Locate each line holding the string "DELETE" and copy it.

Raw records =>
⁂
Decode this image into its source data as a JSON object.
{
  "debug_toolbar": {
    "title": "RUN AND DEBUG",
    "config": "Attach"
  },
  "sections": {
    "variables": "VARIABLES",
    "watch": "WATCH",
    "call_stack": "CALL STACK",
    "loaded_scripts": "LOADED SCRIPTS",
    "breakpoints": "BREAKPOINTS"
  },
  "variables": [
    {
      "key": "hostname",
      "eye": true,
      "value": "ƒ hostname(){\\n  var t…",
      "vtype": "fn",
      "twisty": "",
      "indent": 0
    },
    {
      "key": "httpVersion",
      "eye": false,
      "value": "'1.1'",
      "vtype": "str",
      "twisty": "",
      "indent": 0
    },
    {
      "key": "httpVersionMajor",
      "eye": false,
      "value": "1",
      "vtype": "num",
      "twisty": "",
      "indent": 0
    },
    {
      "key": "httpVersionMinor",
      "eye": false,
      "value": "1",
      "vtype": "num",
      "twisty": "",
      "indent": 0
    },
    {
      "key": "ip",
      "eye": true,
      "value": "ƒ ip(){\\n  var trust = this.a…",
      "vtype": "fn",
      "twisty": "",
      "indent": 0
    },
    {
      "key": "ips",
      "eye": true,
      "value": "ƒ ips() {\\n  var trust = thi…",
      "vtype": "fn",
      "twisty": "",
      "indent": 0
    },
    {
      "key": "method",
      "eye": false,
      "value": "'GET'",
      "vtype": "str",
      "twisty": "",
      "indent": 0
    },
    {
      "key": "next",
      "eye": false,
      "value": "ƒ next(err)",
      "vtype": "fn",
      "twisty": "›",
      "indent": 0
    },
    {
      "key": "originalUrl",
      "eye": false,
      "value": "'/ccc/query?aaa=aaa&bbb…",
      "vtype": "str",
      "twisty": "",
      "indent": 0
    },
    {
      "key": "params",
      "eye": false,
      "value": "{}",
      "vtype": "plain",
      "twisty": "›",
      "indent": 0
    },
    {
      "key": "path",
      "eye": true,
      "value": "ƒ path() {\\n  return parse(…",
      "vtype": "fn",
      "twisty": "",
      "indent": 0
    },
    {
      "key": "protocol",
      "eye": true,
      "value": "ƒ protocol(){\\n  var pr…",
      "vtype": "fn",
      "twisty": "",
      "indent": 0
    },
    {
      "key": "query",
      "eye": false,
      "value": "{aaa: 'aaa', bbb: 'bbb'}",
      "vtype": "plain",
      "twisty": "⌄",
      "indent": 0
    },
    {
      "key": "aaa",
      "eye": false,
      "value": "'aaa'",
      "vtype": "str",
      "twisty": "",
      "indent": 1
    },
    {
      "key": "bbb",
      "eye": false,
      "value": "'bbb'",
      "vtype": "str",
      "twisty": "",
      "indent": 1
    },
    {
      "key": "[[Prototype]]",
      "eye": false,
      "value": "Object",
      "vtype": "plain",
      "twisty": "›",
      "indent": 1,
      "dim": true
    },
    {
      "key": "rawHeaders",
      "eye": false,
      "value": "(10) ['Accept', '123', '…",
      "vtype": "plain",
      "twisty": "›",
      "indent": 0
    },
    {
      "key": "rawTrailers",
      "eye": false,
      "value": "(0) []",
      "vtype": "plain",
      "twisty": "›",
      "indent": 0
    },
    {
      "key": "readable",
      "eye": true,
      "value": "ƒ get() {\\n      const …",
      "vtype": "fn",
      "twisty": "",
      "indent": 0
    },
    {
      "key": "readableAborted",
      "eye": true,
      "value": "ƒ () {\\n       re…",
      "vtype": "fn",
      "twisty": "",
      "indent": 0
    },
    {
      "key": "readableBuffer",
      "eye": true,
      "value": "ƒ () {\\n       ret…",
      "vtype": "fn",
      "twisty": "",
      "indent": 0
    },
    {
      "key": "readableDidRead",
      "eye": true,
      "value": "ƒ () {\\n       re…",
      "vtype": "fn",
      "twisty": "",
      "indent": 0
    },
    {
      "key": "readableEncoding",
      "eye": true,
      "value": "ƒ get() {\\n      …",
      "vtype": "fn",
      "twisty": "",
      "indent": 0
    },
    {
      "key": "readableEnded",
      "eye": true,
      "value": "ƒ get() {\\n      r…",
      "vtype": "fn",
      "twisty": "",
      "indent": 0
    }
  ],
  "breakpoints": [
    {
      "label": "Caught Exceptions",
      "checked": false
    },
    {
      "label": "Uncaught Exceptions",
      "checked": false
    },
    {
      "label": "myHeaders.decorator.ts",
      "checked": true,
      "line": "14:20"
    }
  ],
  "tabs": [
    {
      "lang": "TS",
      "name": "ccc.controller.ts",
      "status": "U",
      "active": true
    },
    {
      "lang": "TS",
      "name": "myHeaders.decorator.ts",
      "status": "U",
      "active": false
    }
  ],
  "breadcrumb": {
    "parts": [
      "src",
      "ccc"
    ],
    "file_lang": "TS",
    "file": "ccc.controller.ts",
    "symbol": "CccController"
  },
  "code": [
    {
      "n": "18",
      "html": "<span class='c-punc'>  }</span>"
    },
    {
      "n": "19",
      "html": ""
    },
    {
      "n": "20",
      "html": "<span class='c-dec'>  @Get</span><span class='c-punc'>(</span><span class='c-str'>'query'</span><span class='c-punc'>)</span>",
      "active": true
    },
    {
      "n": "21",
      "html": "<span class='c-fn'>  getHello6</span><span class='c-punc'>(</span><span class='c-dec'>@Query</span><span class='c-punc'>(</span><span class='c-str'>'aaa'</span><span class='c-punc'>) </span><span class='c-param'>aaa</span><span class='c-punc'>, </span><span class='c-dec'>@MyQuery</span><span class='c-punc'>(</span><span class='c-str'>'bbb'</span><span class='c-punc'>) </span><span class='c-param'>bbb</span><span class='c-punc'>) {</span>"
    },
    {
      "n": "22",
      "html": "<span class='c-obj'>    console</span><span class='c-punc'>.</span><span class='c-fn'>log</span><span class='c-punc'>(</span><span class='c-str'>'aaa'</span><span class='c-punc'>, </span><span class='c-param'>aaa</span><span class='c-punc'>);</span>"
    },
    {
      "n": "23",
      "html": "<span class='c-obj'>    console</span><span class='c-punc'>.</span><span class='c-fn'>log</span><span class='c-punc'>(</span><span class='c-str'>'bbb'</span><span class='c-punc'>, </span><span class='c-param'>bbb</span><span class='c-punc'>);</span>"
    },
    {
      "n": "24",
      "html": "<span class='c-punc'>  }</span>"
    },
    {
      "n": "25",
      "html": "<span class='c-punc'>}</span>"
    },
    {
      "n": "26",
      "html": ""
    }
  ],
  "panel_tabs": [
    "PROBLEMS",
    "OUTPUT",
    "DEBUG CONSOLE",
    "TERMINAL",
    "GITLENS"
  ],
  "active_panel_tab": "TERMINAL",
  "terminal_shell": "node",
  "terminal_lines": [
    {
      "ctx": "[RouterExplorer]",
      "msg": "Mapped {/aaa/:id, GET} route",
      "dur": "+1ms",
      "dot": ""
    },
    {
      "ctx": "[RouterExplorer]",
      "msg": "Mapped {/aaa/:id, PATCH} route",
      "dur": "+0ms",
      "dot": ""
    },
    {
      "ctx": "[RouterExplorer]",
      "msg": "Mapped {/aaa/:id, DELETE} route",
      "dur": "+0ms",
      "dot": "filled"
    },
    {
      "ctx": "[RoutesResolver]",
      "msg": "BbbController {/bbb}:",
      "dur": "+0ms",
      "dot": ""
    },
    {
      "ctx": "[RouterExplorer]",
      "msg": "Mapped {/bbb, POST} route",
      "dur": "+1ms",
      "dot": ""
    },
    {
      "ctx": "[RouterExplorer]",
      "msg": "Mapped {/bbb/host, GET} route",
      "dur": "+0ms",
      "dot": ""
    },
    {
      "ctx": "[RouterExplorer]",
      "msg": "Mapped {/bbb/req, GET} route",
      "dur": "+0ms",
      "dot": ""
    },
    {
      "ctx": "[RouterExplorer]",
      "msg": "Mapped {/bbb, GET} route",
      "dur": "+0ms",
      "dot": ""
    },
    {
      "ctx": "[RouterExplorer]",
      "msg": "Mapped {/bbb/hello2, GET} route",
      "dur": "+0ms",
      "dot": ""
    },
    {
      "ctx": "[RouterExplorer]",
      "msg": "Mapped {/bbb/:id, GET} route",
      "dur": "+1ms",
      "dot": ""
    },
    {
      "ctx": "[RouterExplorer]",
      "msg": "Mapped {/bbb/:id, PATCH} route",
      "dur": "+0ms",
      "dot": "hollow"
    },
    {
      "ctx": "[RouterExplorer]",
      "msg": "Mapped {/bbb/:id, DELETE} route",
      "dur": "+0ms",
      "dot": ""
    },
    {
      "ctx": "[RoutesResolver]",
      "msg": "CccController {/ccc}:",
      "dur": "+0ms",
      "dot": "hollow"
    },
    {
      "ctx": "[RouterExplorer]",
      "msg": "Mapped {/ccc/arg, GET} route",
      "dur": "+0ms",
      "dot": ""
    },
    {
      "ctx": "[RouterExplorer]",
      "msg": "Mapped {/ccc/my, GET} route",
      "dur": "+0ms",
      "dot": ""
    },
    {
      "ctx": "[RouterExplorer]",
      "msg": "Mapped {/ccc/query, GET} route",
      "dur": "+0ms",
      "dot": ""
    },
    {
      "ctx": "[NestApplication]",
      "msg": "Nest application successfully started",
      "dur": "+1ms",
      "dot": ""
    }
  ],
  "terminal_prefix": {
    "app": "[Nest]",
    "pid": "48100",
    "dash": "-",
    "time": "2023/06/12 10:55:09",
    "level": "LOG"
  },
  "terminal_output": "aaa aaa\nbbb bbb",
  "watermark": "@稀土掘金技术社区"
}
⁂
Complete response =>
      "msg": "Mapped {/aaa/:id, DELETE} route",
      "msg": "Mapped {/bbb/:id, DELETE} route",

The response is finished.